Data shown:

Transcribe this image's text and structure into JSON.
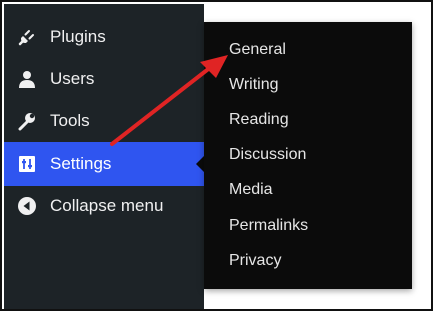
{
  "sidebar": {
    "items": [
      {
        "label": "Plugins",
        "icon": "plug-icon"
      },
      {
        "label": "Users",
        "icon": "user-icon"
      },
      {
        "label": "Tools",
        "icon": "wrench-icon"
      },
      {
        "label": "Settings",
        "icon": "settings-sliders-icon",
        "active": true
      },
      {
        "label": "Collapse menu",
        "icon": "collapse-icon"
      }
    ]
  },
  "submenu": {
    "items": [
      {
        "label": "General"
      },
      {
        "label": "Writing"
      },
      {
        "label": "Reading"
      },
      {
        "label": "Discussion"
      },
      {
        "label": "Media"
      },
      {
        "label": "Permalinks"
      },
      {
        "label": "Privacy"
      }
    ]
  },
  "annotation": {
    "arrow_color": "#e02424"
  },
  "colors": {
    "sidebar_bg": "#1d2327",
    "active_bg": "#2f55f0",
    "submenu_bg": "#0b0b0b"
  }
}
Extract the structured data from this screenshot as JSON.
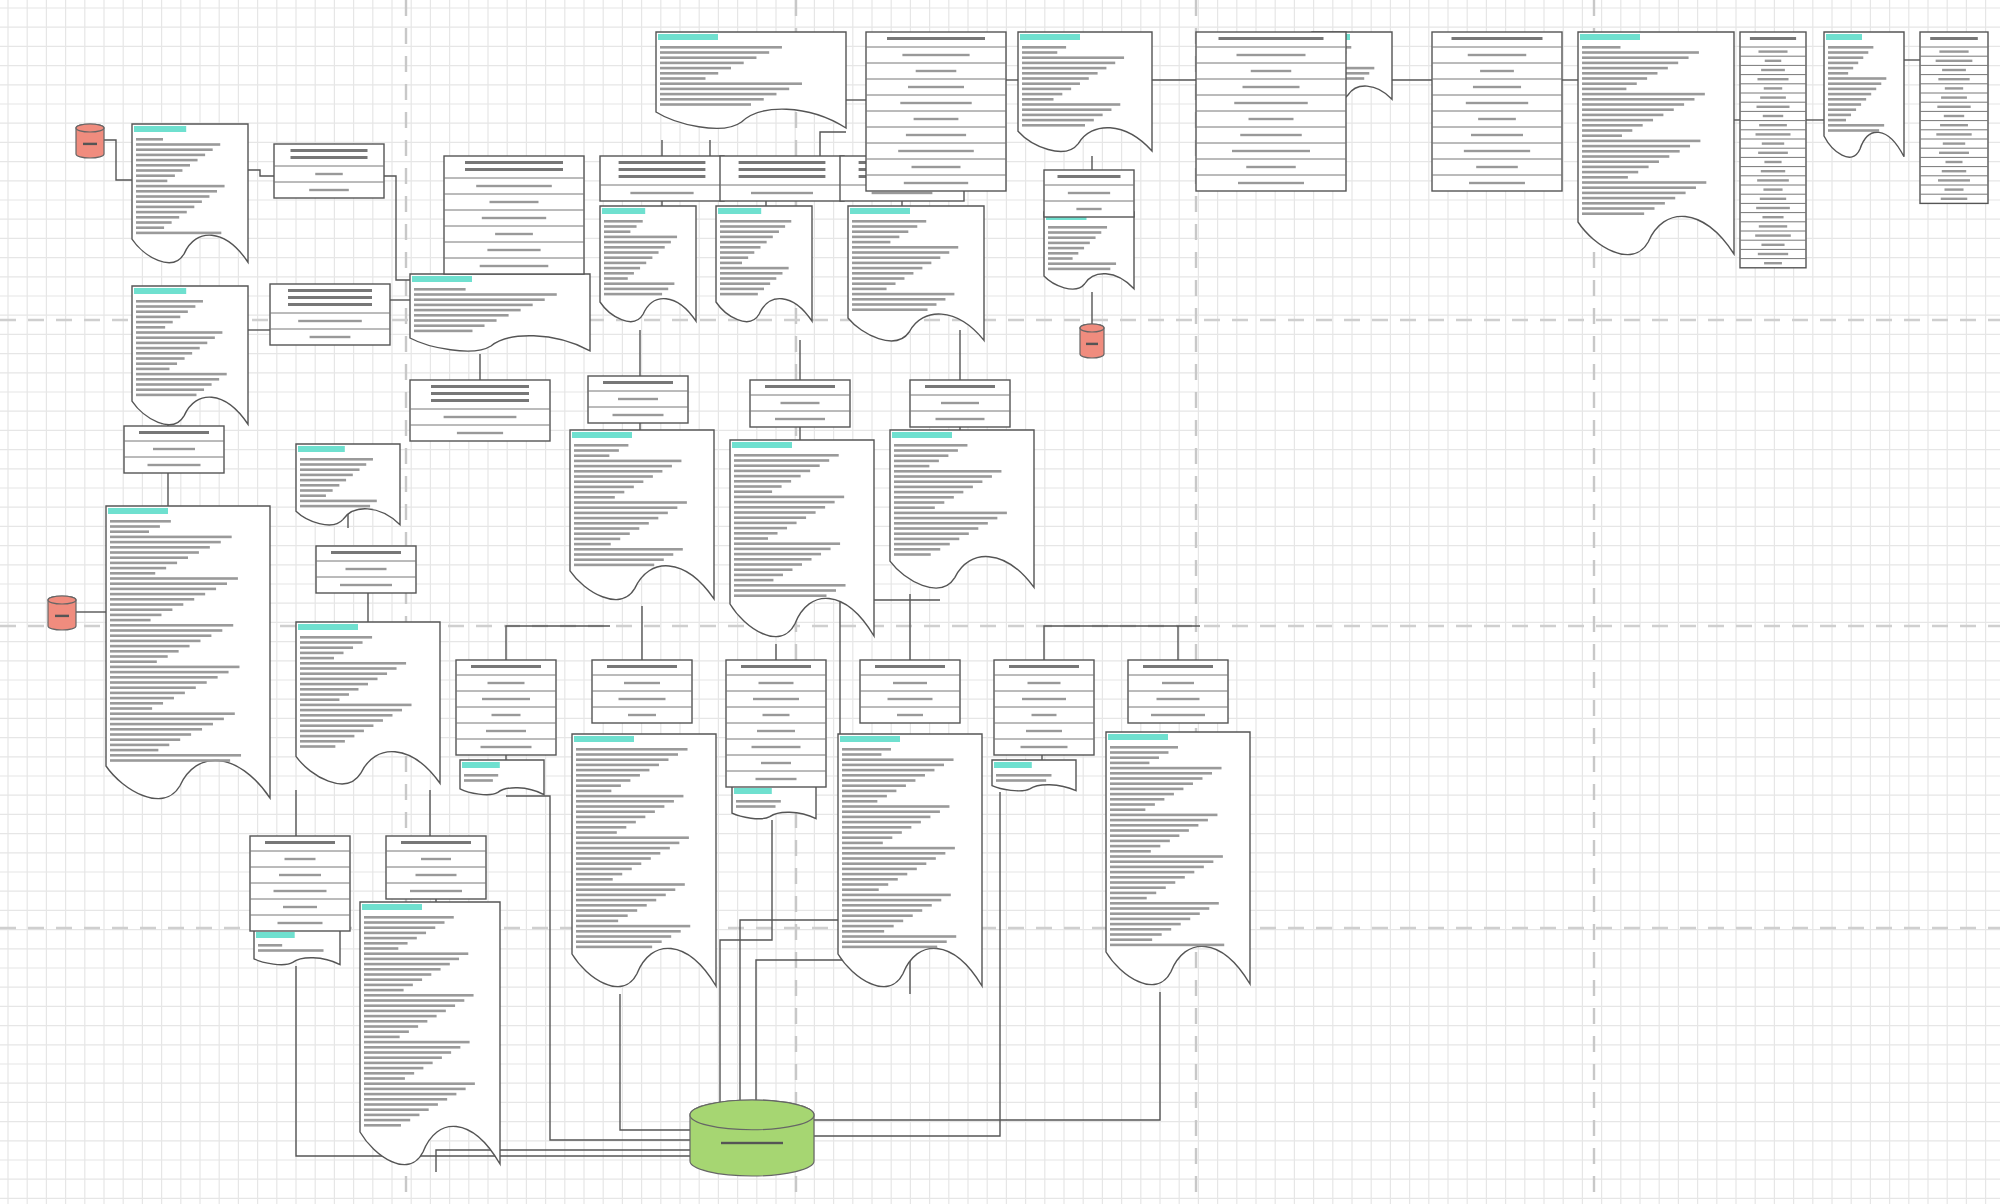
{
  "canvas": {
    "nodes": [
      {
        "kind": "cylinder",
        "color": "#f08c7e"
      },
      {
        "kind": "cylinder",
        "color": "#f08c7e"
      },
      {
        "kind": "cylinder",
        "color": "#f08c7e"
      },
      {
        "kind": "cylinder",
        "color": "#a6d672"
      },
      {
        "kind": "document"
      },
      {
        "kind": "document"
      },
      {
        "kind": "document"
      },
      {
        "kind": "document"
      },
      {
        "kind": "document"
      },
      {
        "kind": "document"
      },
      {
        "kind": "document"
      },
      {
        "kind": "document"
      },
      {
        "kind": "document"
      },
      {
        "kind": "document"
      },
      {
        "kind": "document"
      },
      {
        "kind": "document"
      },
      {
        "kind": "document"
      },
      {
        "kind": "document"
      },
      {
        "kind": "document"
      },
      {
        "kind": "document"
      },
      {
        "kind": "document"
      },
      {
        "kind": "document"
      },
      {
        "kind": "document"
      },
      {
        "kind": "document"
      },
      {
        "kind": "document"
      },
      {
        "kind": "document"
      },
      {
        "kind": "document"
      },
      {
        "kind": "document"
      },
      {
        "kind": "document"
      },
      {
        "kind": "document"
      },
      {
        "kind": "table"
      },
      {
        "kind": "table"
      },
      {
        "kind": "table"
      },
      {
        "kind": "table"
      },
      {
        "kind": "table"
      },
      {
        "kind": "table"
      },
      {
        "kind": "table"
      },
      {
        "kind": "table"
      },
      {
        "kind": "table"
      },
      {
        "kind": "table"
      },
      {
        "kind": "table"
      },
      {
        "kind": "table"
      },
      {
        "kind": "table"
      },
      {
        "kind": "table"
      },
      {
        "kind": "table"
      },
      {
        "kind": "table"
      },
      {
        "kind": "table"
      },
      {
        "kind": "table"
      },
      {
        "kind": "table"
      },
      {
        "kind": "table"
      },
      {
        "kind": "table"
      },
      {
        "kind": "table"
      },
      {
        "kind": "table"
      },
      {
        "kind": "table"
      },
      {
        "kind": "table"
      },
      {
        "kind": "table"
      }
    ]
  }
}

Stated problem:
Please write out all of the material above without changing a word, and omit any pictures.

Solution:
Transcribe this image's text and structure into JSON.
{
  "sidebar": {
    "items": [
      {
        "label": "Plugins",
        "icon": "plug-icon"
      },
      {
        "label": "Users",
        "icon": "user-icon"
      },
      {
        "label": "Tools",
        "icon": "wrench-icon"
      },
      {
        "label": "Settings",
        "icon": "settings-sliders-icon",
        "active": true
      },
      {
        "label": "Collapse menu",
        "icon": "collapse-icon"
      }
    ]
  },
  "submenu": {
    "items": [
      {
        "label": "General"
      },
      {
        "label": "Writing"
      },
      {
        "label": "Reading"
      },
      {
        "label": "Discussion"
      },
      {
        "label": "Media"
      },
      {
        "label": "Permalinks"
      },
      {
        "label": "Privacy"
      }
    ]
  },
  "annotation": {
    "arrow_color": "#e02424"
  },
  "colors": {
    "sidebar_bg": "#1d2327",
    "active_bg": "#2f55f0",
    "submenu_bg": "#0b0b0b"
  }
}
Extract the structured data from this screenshot as JSON.
{
  "canvas": {
    "nodes": [
      {
        "kind": "cylinder",
        "color": "#f08c7e"
      },
      {
        "kind": "cylinder",
        "color": "#f08c7e"
      },
      {
        "kind": "cylinder",
        "color": "#f08c7e"
      },
      {
        "kind": "cylinder",
        "color": "#a6d672"
      },
      {
        "kind": "document"
      },
      {
        "kind": "document"
      },
      {
        "kind": "document"
      },
      {
        "kind": "document"
      },
      {
        "kind": "document"
      },
      {
        "kind": "document"
      },
      {
        "kind": "document"
      },
      {
        "kind": "document"
      },
      {
        "kind": "document"
      },
      {
        "kind": "document"
      },
      {
        "kind": "document"
      },
      {
        "kind": "document"
      },
      {
        "kind": "document"
      },
      {
        "kind": "document"
      },
      {
        "kind": "document"
      },
      {
        "kind": "document"
      },
      {
        "kind": "document"
      },
      {
        "kind": "document"
      },
      {
        "kind": "document"
      },
      {
        "kind": "document"
      },
      {
        "kind": "document"
      },
      {
        "kind": "document"
      },
      {
        "kind": "document"
      },
      {
        "kind": "document"
      },
      {
        "kind": "document"
      },
      {
        "kind": "document"
      },
      {
        "kind": "table"
      },
      {
        "kind": "table"
      },
      {
        "kind": "table"
      },
      {
        "kind": "table"
      },
      {
        "kind": "table"
      },
      {
        "kind": "table"
      },
      {
        "kind": "table"
      },
      {
        "kind": "table"
      },
      {
        "kind": "table"
      },
      {
        "kind": "table"
      },
      {
        "kind": "table"
      },
      {
        "kind": "table"
      },
      {
        "kind": "table"
      },
      {
        "kind": "table"
      },
      {
        "kind": "table"
      },
      {
        "kind": "table"
      },
      {
        "kind": "table"
      },
      {
        "kind": "table"
      },
      {
        "kind": "table"
      },
      {
        "kind": "table"
      },
      {
        "kind": "table"
      },
      {
        "kind": "table"
      },
      {
        "kind": "table"
      },
      {
        "kind": "table"
      },
      {
        "kind": "table"
      },
      {
        "kind": "table"
      }
    ]
  }
}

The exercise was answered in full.